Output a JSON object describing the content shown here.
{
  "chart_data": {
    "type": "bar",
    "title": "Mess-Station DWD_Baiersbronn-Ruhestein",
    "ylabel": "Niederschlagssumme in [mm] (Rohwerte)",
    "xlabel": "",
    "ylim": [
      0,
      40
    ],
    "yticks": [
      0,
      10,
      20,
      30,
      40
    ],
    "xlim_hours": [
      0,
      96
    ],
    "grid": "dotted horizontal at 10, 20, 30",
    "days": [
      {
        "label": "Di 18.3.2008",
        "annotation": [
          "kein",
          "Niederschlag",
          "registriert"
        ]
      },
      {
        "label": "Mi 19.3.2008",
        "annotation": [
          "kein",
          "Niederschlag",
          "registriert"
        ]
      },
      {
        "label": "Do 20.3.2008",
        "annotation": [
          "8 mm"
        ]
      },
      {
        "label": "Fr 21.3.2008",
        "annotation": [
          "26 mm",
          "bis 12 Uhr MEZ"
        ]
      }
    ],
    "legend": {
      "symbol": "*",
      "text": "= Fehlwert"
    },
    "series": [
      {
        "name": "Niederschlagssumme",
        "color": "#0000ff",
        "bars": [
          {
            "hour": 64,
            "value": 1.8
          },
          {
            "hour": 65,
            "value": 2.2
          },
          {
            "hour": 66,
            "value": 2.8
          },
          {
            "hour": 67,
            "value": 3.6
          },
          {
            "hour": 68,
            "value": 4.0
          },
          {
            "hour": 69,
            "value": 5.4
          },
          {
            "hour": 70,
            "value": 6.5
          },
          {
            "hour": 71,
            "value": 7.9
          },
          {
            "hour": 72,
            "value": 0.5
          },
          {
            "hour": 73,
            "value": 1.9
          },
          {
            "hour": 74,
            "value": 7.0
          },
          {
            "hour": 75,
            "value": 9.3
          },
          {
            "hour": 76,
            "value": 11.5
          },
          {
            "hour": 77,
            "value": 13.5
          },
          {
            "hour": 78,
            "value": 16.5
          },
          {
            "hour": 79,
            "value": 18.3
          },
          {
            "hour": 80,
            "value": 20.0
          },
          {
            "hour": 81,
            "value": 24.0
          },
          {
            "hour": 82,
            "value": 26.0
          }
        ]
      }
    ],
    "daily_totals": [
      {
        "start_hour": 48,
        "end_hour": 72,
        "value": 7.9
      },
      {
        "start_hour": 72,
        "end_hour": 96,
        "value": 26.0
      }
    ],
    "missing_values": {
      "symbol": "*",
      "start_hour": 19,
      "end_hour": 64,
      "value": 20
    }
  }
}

————

REQUIREMENT:
Reproduce the entries above in full, verbatim.

RESPONSE TO THIS TASK:
Output a JSON object describing the content shown here.
{
  "chart_data": {
    "type": "bar",
    "title": "Mess-Station DWD_Baiersbronn-Ruhestein",
    "ylabel": "Niederschlagssumme in [mm] (Rohwerte)",
    "xlabel": "",
    "ylim": [
      0,
      40
    ],
    "yticks": [
      0,
      10,
      20,
      30,
      40
    ],
    "xlim_hours": [
      0,
      96
    ],
    "grid": "dotted horizontal at 10, 20, 30",
    "days": [
      {
        "label": "Di 18.3.2008",
        "annotation": [
          "kein",
          "Niederschlag",
          "registriert"
        ]
      },
      {
        "label": "Mi 19.3.2008",
        "annotation": [
          "kein",
          "Niederschlag",
          "registriert"
        ]
      },
      {
        "label": "Do 20.3.2008",
        "annotation": [
          "8 mm"
        ]
      },
      {
        "label": "Fr 21.3.2008",
        "annotation": [
          "26 mm",
          "bis 12 Uhr MEZ"
        ]
      }
    ],
    "legend": {
      "symbol": "*",
      "text": "= Fehlwert"
    },
    "series": [
      {
        "name": "Niederschlagssumme",
        "color": "#0000ff",
        "bars": [
          {
            "hour": 64,
            "value": 1.8
          },
          {
            "hour": 65,
            "value": 2.2
          },
          {
            "hour": 66,
            "value": 2.8
          },
          {
            "hour": 67,
            "value": 3.6
          },
          {
            "hour": 68,
            "value": 4.0
          },
          {
            "hour": 69,
            "value": 5.4
          },
          {
            "hour": 70,
            "value": 6.5
          },
          {
            "hour": 71,
            "value": 7.9
          },
          {
            "hour": 72,
            "value": 0.5
          },
          {
            "hour": 73,
            "value": 1.9
          },
          {
            "hour": 74,
            "value": 7.0
          },
          {
            "hour": 75,
            "value": 9.3
          },
          {
            "hour": 76,
            "value": 11.5
          },
          {
            "hour": 77,
            "value": 13.5
          },
          {
            "hour": 78,
            "value": 16.5
          },
          {
            "hour": 79,
            "value": 18.3
          },
          {
            "hour": 80,
            "value": 20.0
          },
          {
            "hour": 81,
            "value": 24.0
          },
          {
            "hour": 82,
            "value": 26.0
          }
        ]
      }
    ],
    "daily_totals": [
      {
        "start_hour": 48,
        "end_hour": 72,
        "value": 7.9
      },
      {
        "start_hour": 72,
        "end_hour": 96,
        "value": 26.0
      }
    ],
    "missing_values": {
      "symbol": "*",
      "start_hour": 19,
      "end_hour": 64,
      "value": 20
    }
  }
}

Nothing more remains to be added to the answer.